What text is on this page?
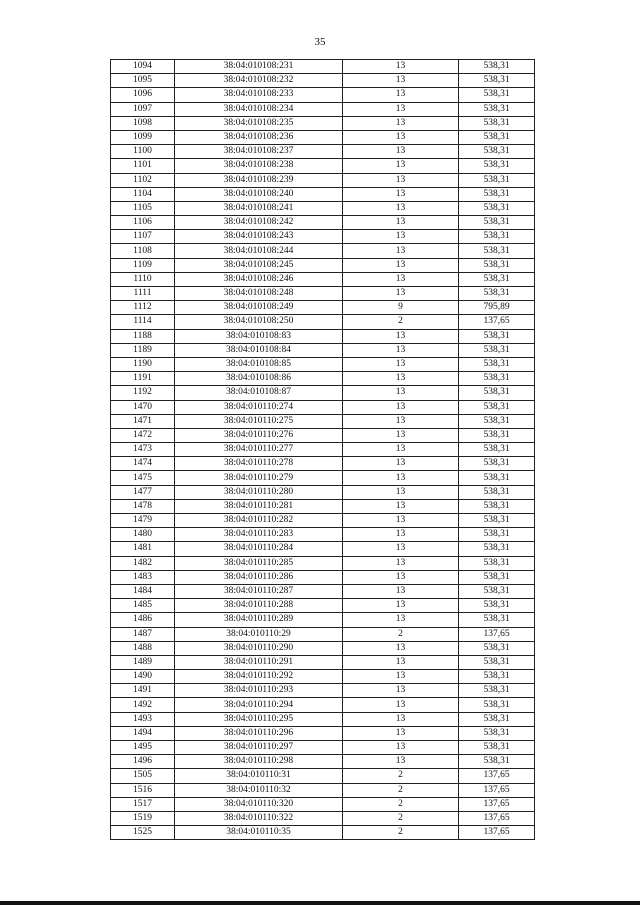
35
1094	38:04:010108:231	13	538,31
1095	38:04:010108:232	13	538,31
1096	38:04:010108:233	13	538,31
1097	38:04:010108:234	13	538,31
1098	38:04:010108:235	13	538,31
1099	38:04:010108:236	13	538,31
1100	38:04:010108:237	13	538,31
1101	38:04:010108:238	13	538,31
1102	38:04:010108:239	13	538,31
1104	38:04:010108:240	13	538,31
1105	38:04:010108:241	13	538,31
1106	38:04:010108:242	13	538,31
1107	38:04:010108:243	13	538,31
1108	38:04:010108:244	13	538,31
1109	38:04:010108:245	13	538,31
1110	38:04:010108:246	13	538,31
1111	38:04:010108:248	13	538,31
1112	38:04:010108:249	9	795,89
1114	38:04:010108:250	2	137,65
1188	38:04:010108:83	13	538,31
1189	38:04:010108:84	13	538,31
1190	38:04:010108:85	13	538,31
1191	38:04:010108:86	13	538,31
1192	38:04:010108:87	13	538,31
1470	38:04:010110:274	13	538,31
1471	38:04:010110:275	13	538,31
1472	38:04:010110:276	13	538,31
1473	38:04:010110:277	13	538,31
1474	38:04:010110:278	13	538,31
1475	38:04:010110:279	13	538,31
1477	38:04:010110:280	13	538,31
1478	38:04:010110:281	13	538,31
1479	38:04:010110:282	13	538,31
1480	38:04:010110:283	13	538,31
1481	38:04:010110:284	13	538,31
1482	38:04:010110:285	13	538,31
1483	38:04:010110:286	13	538,31
1484	38:04:010110:287	13	538,31
1485	38:04:010110:288	13	538,31
1486	38:04:010110:289	13	538,31
1487	38:04:010110:29	2	137,65
1488	38:04:010110:290	13	538,31
1489	38:04:010110:291	13	538,31
1490	38:04:010110:292	13	538,31
1491	38:04:010110:293	13	538,31
1492	38:04:010110:294	13	538,31
1493	38:04:010110:295	13	538,31
1494	38:04:010110:296	13	538,31
1495	38:04:010110:297	13	538,31
1496	38:04:010110:298	13	538,31
1505	38:04:010110:31	2	137,65
1516	38:04:010110:32	2	137,65
1517	38:04:010110:320	2	137,65
1519	38:04:010110:322	2	137,65
1525	38:04:010110:35	2	137,65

────────────────────

Output the data exactly. Pictures don't belong in the result.

What text is on this page?
35
1094	38:04:010108:231	13	538,31
1095	38:04:010108:232	13	538,31
1096	38:04:010108:233	13	538,31
1097	38:04:010108:234	13	538,31
1098	38:04:010108:235	13	538,31
1099	38:04:010108:236	13	538,31
1100	38:04:010108:237	13	538,31
1101	38:04:010108:238	13	538,31
1102	38:04:010108:239	13	538,31
1104	38:04:010108:240	13	538,31
1105	38:04:010108:241	13	538,31
1106	38:04:010108:242	13	538,31
1107	38:04:010108:243	13	538,31
1108	38:04:010108:244	13	538,31
1109	38:04:010108:245	13	538,31
1110	38:04:010108:246	13	538,31
1111	38:04:010108:248	13	538,31
1112	38:04:010108:249	9	795,89
1114	38:04:010108:250	2	137,65
1188	38:04:010108:83	13	538,31
1189	38:04:010108:84	13	538,31
1190	38:04:010108:85	13	538,31
1191	38:04:010108:86	13	538,31
1192	38:04:010108:87	13	538,31
1470	38:04:010110:274	13	538,31
1471	38:04:010110:275	13	538,31
1472	38:04:010110:276	13	538,31
1473	38:04:010110:277	13	538,31
1474	38:04:010110:278	13	538,31
1475	38:04:010110:279	13	538,31
1477	38:04:010110:280	13	538,31
1478	38:04:010110:281	13	538,31
1479	38:04:010110:282	13	538,31
1480	38:04:010110:283	13	538,31
1481	38:04:010110:284	13	538,31
1482	38:04:010110:285	13	538,31
1483	38:04:010110:286	13	538,31
1484	38:04:010110:287	13	538,31
1485	38:04:010110:288	13	538,31
1486	38:04:010110:289	13	538,31
1487	38:04:010110:29	2	137,65
1488	38:04:010110:290	13	538,31
1489	38:04:010110:291	13	538,31
1490	38:04:010110:292	13	538,31
1491	38:04:010110:293	13	538,31
1492	38:04:010110:294	13	538,31
1493	38:04:010110:295	13	538,31
1494	38:04:010110:296	13	538,31
1495	38:04:010110:297	13	538,31
1496	38:04:010110:298	13	538,31
1505	38:04:010110:31	2	137,65
1516	38:04:010110:32	2	137,65
1517	38:04:010110:320	2	137,65
1519	38:04:010110:322	2	137,65
1525	38:04:010110:35	2	137,65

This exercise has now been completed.